>> Begin RECORD EXCERPTS

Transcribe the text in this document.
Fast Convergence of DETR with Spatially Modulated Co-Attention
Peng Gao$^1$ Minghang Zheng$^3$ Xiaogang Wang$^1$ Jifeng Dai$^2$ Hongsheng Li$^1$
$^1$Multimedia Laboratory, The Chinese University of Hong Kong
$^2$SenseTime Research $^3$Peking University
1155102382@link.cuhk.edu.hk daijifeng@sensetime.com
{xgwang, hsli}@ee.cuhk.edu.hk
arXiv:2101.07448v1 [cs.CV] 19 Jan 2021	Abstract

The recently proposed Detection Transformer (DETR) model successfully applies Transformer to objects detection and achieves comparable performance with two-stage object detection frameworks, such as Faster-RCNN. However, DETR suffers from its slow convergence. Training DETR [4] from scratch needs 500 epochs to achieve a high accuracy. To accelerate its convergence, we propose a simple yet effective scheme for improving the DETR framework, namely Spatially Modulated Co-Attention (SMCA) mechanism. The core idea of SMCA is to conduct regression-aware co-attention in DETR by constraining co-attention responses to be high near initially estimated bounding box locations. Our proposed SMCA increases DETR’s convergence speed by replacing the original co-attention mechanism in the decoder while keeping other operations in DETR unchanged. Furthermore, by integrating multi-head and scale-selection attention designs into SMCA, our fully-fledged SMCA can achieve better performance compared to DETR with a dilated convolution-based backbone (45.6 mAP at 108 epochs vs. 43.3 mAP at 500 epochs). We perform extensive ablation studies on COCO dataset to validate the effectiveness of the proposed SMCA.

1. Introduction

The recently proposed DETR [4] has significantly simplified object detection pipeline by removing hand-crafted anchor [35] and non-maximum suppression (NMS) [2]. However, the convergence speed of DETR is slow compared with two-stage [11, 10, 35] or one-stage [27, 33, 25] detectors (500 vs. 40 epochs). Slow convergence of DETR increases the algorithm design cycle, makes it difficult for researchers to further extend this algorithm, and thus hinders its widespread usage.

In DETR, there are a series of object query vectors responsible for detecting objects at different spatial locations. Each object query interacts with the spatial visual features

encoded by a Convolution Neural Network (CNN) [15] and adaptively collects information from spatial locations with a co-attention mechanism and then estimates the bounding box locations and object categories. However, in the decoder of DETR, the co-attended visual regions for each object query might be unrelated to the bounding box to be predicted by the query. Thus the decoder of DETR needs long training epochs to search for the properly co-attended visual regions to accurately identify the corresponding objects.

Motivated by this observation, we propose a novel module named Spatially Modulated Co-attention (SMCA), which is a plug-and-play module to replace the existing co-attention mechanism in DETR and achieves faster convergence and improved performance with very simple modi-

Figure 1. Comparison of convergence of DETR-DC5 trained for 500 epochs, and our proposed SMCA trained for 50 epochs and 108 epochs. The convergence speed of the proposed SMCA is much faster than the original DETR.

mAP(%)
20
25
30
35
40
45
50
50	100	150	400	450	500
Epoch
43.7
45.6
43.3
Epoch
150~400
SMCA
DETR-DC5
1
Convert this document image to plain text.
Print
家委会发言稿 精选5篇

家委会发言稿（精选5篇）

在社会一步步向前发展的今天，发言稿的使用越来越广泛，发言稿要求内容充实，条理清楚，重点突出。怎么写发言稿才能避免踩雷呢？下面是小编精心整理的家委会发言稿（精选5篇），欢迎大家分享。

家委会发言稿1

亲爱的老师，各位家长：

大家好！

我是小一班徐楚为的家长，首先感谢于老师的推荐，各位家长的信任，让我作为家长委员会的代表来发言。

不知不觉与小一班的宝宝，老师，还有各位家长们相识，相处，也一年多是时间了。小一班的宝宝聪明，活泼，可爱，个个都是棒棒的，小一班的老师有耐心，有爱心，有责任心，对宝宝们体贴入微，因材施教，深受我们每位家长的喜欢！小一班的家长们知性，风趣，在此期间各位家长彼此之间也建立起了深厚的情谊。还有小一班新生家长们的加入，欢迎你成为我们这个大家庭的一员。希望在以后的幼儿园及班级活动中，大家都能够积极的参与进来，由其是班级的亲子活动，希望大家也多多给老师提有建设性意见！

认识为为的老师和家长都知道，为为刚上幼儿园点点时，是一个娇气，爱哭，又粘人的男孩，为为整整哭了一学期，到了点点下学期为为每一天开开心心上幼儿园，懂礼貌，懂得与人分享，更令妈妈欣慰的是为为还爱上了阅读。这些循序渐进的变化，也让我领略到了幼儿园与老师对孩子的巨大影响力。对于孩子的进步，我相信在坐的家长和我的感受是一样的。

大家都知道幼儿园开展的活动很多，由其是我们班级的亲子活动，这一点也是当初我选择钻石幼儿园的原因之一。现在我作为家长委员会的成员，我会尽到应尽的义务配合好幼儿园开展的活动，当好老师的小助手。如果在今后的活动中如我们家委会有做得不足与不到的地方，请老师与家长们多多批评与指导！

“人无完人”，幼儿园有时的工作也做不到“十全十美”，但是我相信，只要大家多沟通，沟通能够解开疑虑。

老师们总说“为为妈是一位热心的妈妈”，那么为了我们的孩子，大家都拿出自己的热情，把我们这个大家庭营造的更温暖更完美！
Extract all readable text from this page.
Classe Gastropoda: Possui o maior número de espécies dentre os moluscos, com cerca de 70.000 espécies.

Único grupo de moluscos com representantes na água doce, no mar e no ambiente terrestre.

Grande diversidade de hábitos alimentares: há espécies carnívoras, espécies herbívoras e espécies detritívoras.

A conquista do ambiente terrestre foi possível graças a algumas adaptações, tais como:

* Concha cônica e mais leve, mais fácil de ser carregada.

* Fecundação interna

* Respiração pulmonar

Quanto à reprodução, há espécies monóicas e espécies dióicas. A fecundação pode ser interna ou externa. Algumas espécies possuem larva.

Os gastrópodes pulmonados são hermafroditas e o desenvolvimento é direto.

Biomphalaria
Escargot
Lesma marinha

>> End RECORD EXCERPTS

Each line of the material above needs to be quoted exactly, please.

** SOLUTION FOR THIS TASK **
Transcribe the text in this document.
Fast Convergence of DETR with Spatially Modulated Co-Attention
Peng Gao$^1$ Minghang Zheng$^3$ Xiaogang Wang$^1$ Jifeng Dai$^2$ Hongsheng Li$^1$
$^1$Multimedia Laboratory, The Chinese University of Hong Kong
$^2$SenseTime Research $^3$Peking University
1155102382@link.cuhk.edu.hk daijifeng@sensetime.com
{xgwang, hsli}@ee.cuhk.edu.hk
arXiv:2101.07448v1 [cs.CV] 19 Jan 2021	Abstract

The recently proposed Detection Transformer (DETR) model successfully applies Transformer to objects detection and achieves comparable performance with two-stage object detection frameworks, such as Faster-RCNN. However, DETR suffers from its slow convergence. Training DETR [4] from scratch needs 500 epochs to achieve a high accuracy. To accelerate its convergence, we propose a simple yet effective scheme for improving the DETR framework, namely Spatially Modulated Co-Attention (SMCA) mechanism. The core idea of SMCA is to conduct regression-aware co-attention in DETR by constraining co-attention responses to be high near initially estimated bounding box locations. Our proposed SMCA increases DETR’s convergence speed by replacing the original co-attention mechanism in the decoder while keeping other operations in DETR unchanged. Furthermore, by integrating multi-head and scale-selection attention designs into SMCA, our fully-fledged SMCA can achieve better performance compared to DETR with a dilated convolution-based backbone (45.6 mAP at 108 epochs vs. 43.3 mAP at 500 epochs). We perform extensive ablation studies on COCO dataset to validate the effectiveness of the proposed SMCA.

1. Introduction

The recently proposed DETR [4] has significantly simplified object detection pipeline by removing hand-crafted anchor [35] and non-maximum suppression (NMS) [2]. However, the convergence speed of DETR is slow compared with two-stage [11, 10, 35] or one-stage [27, 33, 25] detectors (500 vs. 40 epochs). Slow convergence of DETR increases the algorithm design cycle, makes it difficult for researchers to further extend this algorithm, and thus hinders its widespread usage.

In DETR, there are a series of object query vectors responsible for detecting objects at different spatial locations. Each object query interacts with the spatial visual features

encoded by a Convolution Neural Network (CNN) [15] and adaptively collects information from spatial locations with a co-attention mechanism and then estimates the bounding box locations and object categories. However, in the decoder of DETR, the co-attended visual regions for each object query might be unrelated to the bounding box to be predicted by the query. Thus the decoder of DETR needs long training epochs to search for the properly co-attended visual regions to accurately identify the corresponding objects.

Motivated by this observation, we propose a novel module named Spatially Modulated Co-attention (SMCA), which is a plug-and-play module to replace the existing co-attention mechanism in DETR and achieves faster convergence and improved performance with very simple modi-

Figure 1. Comparison of convergence of DETR-DC5 trained for 500 epochs, and our proposed SMCA trained for 50 epochs and 108 epochs. The convergence speed of the proposed SMCA is much faster than the original DETR.

mAP(%)
20
25
30
35
40
45
50
50	100	150	400	450	500
Epoch
43.7
45.6
43.3
Epoch
150~400
SMCA
DETR-DC5
1
Convert this document image to plain text.
Print
家委会发言稿 精选5篇

家委会发言稿（精选5篇）

在社会一步步向前发展的今天，发言稿的使用越来越广泛，发言稿要求内容充实，条理清楚，重点突出。怎么写发言稿才能避免踩雷呢？下面是小编精心整理的家委会发言稿（精选5篇），欢迎大家分享。

家委会发言稿1

亲爱的老师，各位家长：

大家好！

我是小一班徐楚为的家长，首先感谢于老师的推荐，各位家长的信任，让我作为家长委员会的代表来发言。

不知不觉与小一班的宝宝，老师，还有各位家长们相识，相处，也一年多是时间了。小一班的宝宝聪明，活泼，可爱，个个都是棒棒的，小一班的老师有耐心，有爱心，有责任心，对宝宝们体贴入微，因材施教，深受我们每位家长的喜欢！小一班的家长们知性，风趣，在此期间各位家长彼此之间也建立起了深厚的情谊。还有小一班新生家长们的加入，欢迎你成为我们这个大家庭的一员。希望在以后的幼儿园及班级活动中，大家都能够积极的参与进来，由其是班级的亲子活动，希望大家也多多给老师提有建设性意见！

认识为为的老师和家长都知道，为为刚上幼儿园点点时，是一个娇气，爱哭，又粘人的男孩，为为整整哭了一学期，到了点点下学期为为每一天开开心心上幼儿园，懂礼貌，懂得与人分享，更令妈妈欣慰的是为为还爱上了阅读。这些循序渐进的变化，也让我领略到了幼儿园与老师对孩子的巨大影响力。对于孩子的进步，我相信在坐的家长和我的感受是一样的。

大家都知道幼儿园开展的活动很多，由其是我们班级的亲子活动，这一点也是当初我选择钻石幼儿园的原因之一。现在我作为家长委员会的成员，我会尽到应尽的义务配合好幼儿园开展的活动，当好老师的小助手。如果在今后的活动中如我们家委会有做得不足与不到的地方，请老师与家长们多多批评与指导！

“人无完人”，幼儿园有时的工作也做不到“十全十美”，但是我相信，只要大家多沟通，沟通能够解开疑虑。

老师们总说“为为妈是一位热心的妈妈”，那么为了我们的孩子，大家都拿出自己的热情，把我们这个大家庭营造的更温暖更完美！
Extract all readable text from this page.
Classe Gastropoda: Possui o maior número de espécies dentre os moluscos, com cerca de 70.000 espécies.

Único grupo de moluscos com representantes na água doce, no mar e no ambiente terrestre.

Grande diversidade de hábitos alimentares: há espécies carnívoras, espécies herbívoras e espécies detritívoras.

A conquista do ambiente terrestre foi possível graças a algumas adaptações, tais como:

* Concha cônica e mais leve, mais fácil de ser carregada.

* Fecundação interna

* Respiração pulmonar

Quanto à reprodução, há espécies monóicas e espécies dióicas. A fecundação pode ser interna ou externa. Algumas espécies possuem larva.

Os gastrópodes pulmonados são hermafroditas e o desenvolvimento é direto.

Biomphalaria
Escargot
Lesma marinha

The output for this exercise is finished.